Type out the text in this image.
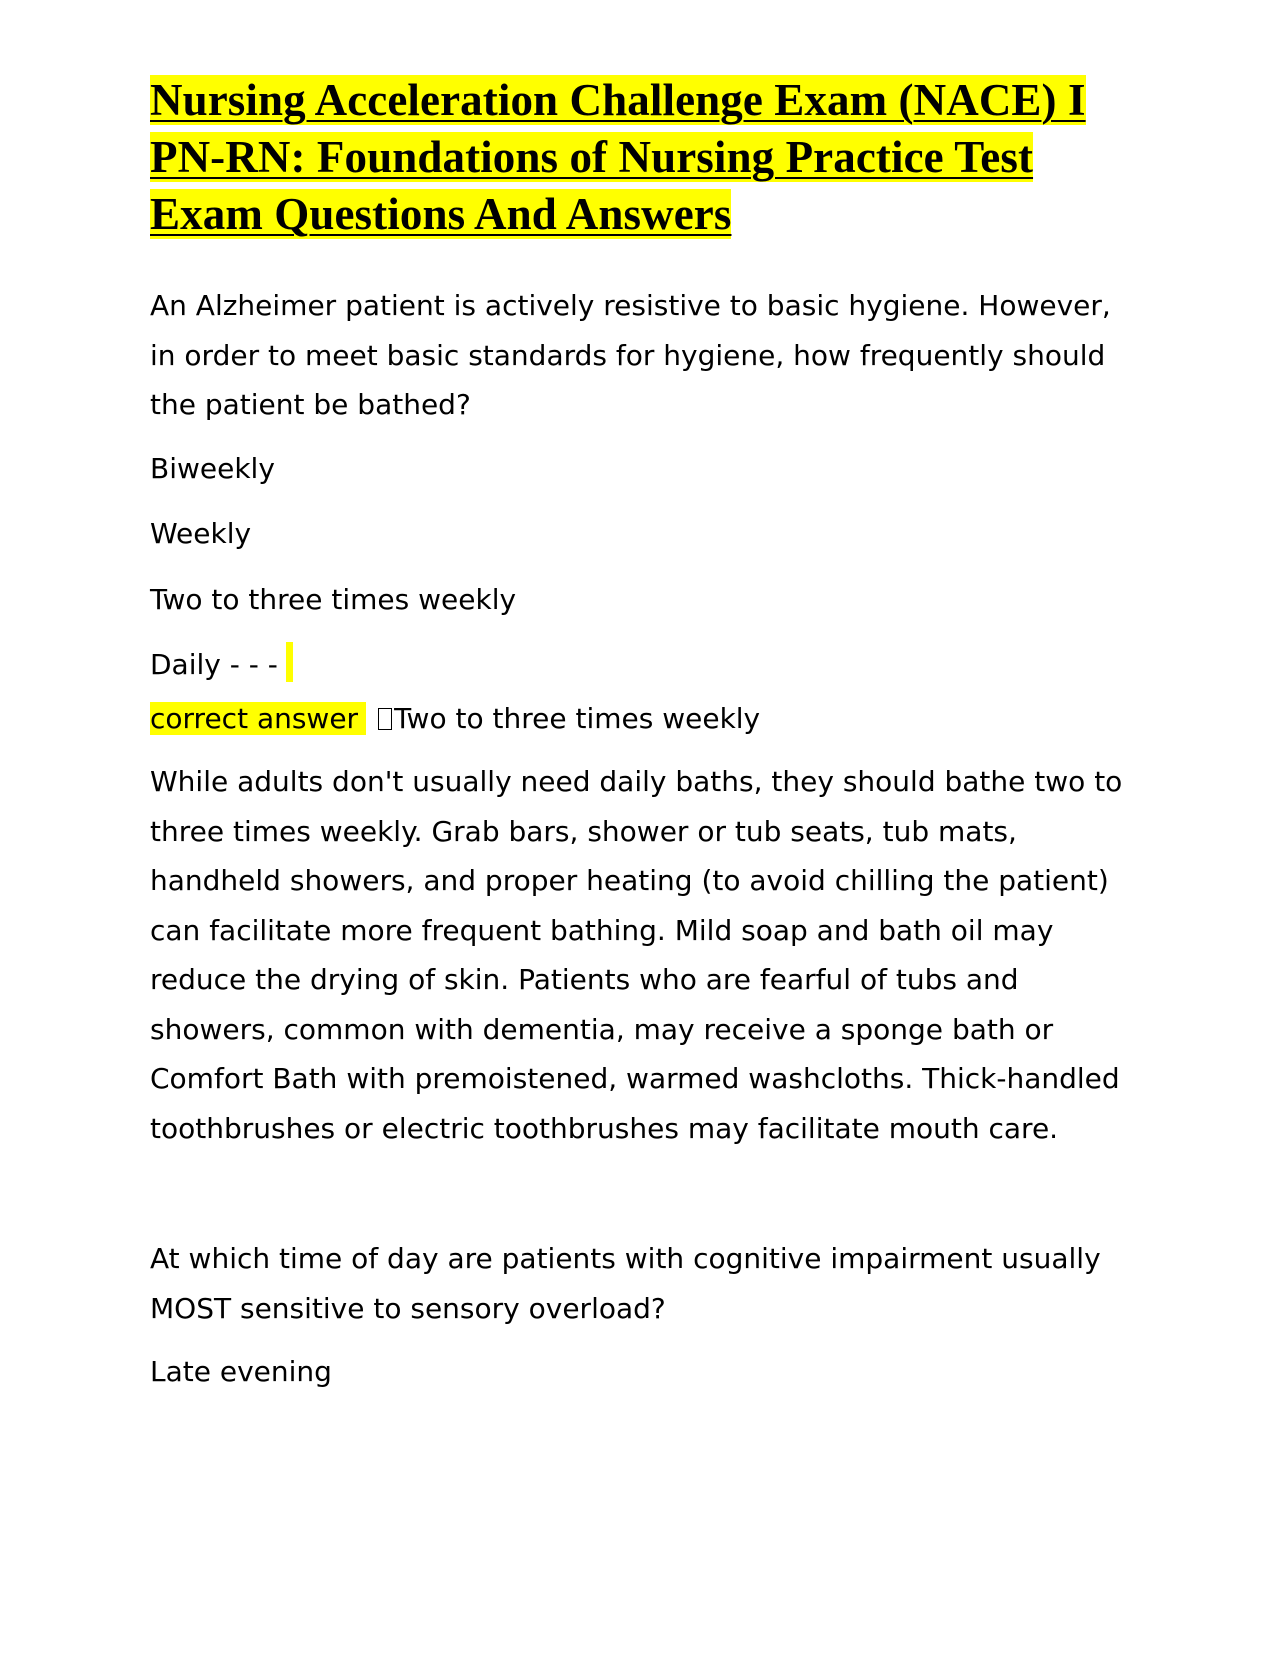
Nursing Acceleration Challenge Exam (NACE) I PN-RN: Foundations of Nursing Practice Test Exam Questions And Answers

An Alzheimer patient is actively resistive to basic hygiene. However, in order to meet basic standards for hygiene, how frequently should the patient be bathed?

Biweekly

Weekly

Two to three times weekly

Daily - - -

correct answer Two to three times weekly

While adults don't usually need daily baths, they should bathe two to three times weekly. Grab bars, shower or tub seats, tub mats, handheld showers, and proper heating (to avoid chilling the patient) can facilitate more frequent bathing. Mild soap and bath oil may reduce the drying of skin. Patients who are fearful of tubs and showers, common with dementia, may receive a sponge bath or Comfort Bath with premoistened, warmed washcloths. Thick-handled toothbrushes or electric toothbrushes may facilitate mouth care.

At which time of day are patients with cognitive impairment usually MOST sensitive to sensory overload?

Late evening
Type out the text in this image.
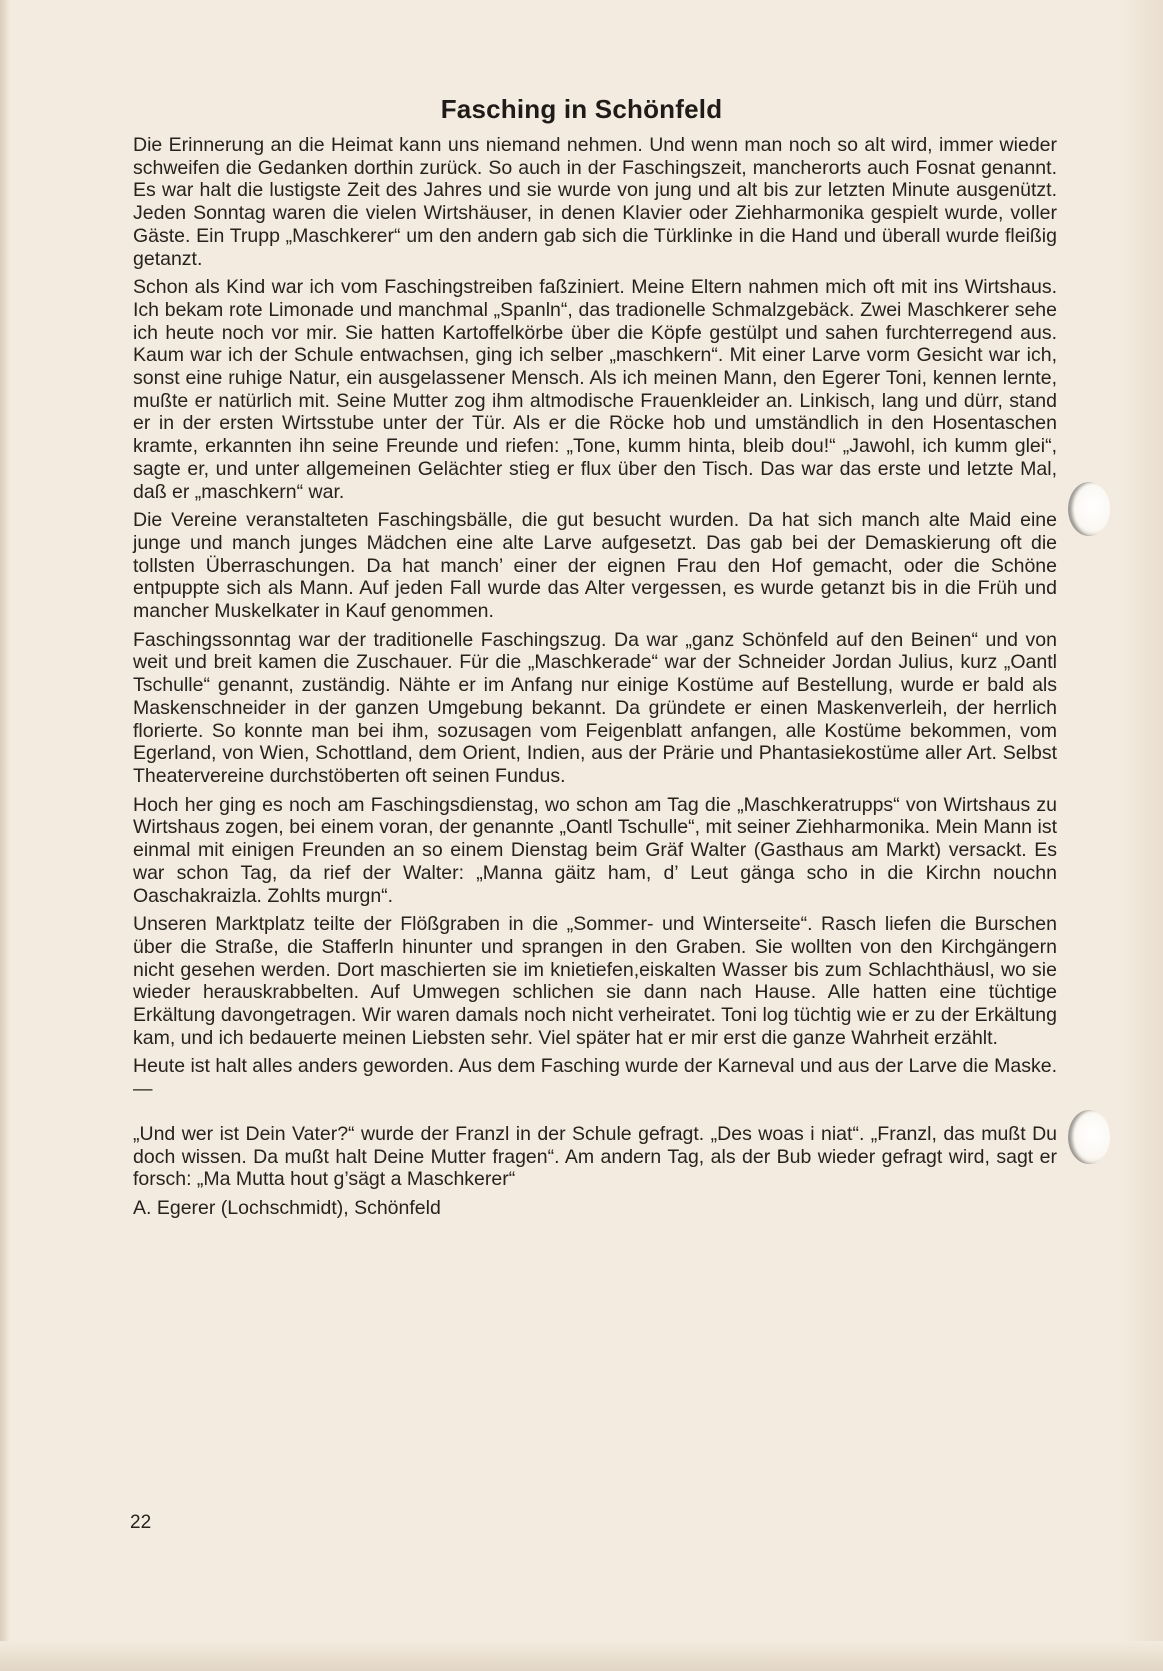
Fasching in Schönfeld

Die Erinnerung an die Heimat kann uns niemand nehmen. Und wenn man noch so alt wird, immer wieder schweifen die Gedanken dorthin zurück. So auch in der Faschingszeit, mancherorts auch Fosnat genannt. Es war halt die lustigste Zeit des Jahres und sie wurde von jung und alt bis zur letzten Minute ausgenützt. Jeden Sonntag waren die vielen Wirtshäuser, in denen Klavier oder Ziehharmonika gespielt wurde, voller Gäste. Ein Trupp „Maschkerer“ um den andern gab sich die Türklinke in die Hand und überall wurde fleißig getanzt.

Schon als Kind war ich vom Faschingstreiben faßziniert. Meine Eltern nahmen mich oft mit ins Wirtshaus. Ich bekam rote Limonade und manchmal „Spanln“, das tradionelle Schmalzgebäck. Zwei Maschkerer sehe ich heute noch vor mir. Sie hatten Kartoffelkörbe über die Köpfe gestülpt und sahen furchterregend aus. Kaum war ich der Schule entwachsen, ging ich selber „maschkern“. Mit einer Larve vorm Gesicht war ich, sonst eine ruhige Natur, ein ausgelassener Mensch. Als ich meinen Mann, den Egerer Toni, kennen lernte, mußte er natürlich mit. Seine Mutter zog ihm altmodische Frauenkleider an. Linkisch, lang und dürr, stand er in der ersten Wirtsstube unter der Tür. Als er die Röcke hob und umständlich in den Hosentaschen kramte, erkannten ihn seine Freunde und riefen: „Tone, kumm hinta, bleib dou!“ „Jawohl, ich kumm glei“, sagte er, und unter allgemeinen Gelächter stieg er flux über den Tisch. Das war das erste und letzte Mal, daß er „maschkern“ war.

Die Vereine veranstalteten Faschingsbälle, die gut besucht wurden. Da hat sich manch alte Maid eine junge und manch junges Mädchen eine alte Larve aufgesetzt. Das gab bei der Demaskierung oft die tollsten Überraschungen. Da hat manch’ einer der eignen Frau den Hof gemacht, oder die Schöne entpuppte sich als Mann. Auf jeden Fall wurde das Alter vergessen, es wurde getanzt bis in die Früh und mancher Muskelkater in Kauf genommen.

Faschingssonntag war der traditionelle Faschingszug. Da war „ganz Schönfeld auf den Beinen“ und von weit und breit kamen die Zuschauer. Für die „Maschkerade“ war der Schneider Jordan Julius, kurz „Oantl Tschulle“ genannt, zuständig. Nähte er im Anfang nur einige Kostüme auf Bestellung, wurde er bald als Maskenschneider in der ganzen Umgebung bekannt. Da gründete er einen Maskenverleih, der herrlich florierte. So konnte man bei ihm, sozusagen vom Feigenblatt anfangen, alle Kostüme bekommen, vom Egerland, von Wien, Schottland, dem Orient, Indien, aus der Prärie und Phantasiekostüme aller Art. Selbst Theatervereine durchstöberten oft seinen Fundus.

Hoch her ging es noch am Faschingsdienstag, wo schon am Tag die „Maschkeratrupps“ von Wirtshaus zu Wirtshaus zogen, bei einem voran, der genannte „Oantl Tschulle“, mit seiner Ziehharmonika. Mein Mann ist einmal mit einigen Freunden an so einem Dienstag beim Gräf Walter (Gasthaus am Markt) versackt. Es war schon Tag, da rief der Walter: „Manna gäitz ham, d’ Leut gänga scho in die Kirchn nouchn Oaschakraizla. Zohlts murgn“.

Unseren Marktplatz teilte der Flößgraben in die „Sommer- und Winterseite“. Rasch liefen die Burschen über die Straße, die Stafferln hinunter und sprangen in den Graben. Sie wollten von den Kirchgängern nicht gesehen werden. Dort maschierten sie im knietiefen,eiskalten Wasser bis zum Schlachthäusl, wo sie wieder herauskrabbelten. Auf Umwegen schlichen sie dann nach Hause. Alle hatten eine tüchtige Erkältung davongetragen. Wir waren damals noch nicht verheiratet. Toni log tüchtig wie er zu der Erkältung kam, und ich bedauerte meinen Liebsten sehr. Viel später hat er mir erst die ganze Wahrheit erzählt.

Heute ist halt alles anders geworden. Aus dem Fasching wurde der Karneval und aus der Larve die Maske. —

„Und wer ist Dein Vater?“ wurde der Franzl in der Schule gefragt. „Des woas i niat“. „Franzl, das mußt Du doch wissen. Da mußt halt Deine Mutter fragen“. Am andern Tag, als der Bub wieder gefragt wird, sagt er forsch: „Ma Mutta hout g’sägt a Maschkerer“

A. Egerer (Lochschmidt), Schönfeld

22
•••••
▸ **Task requirements**:
Count every line of the entries that includes "waren", and say the number alone.

▸ **Result for this exercise**:
2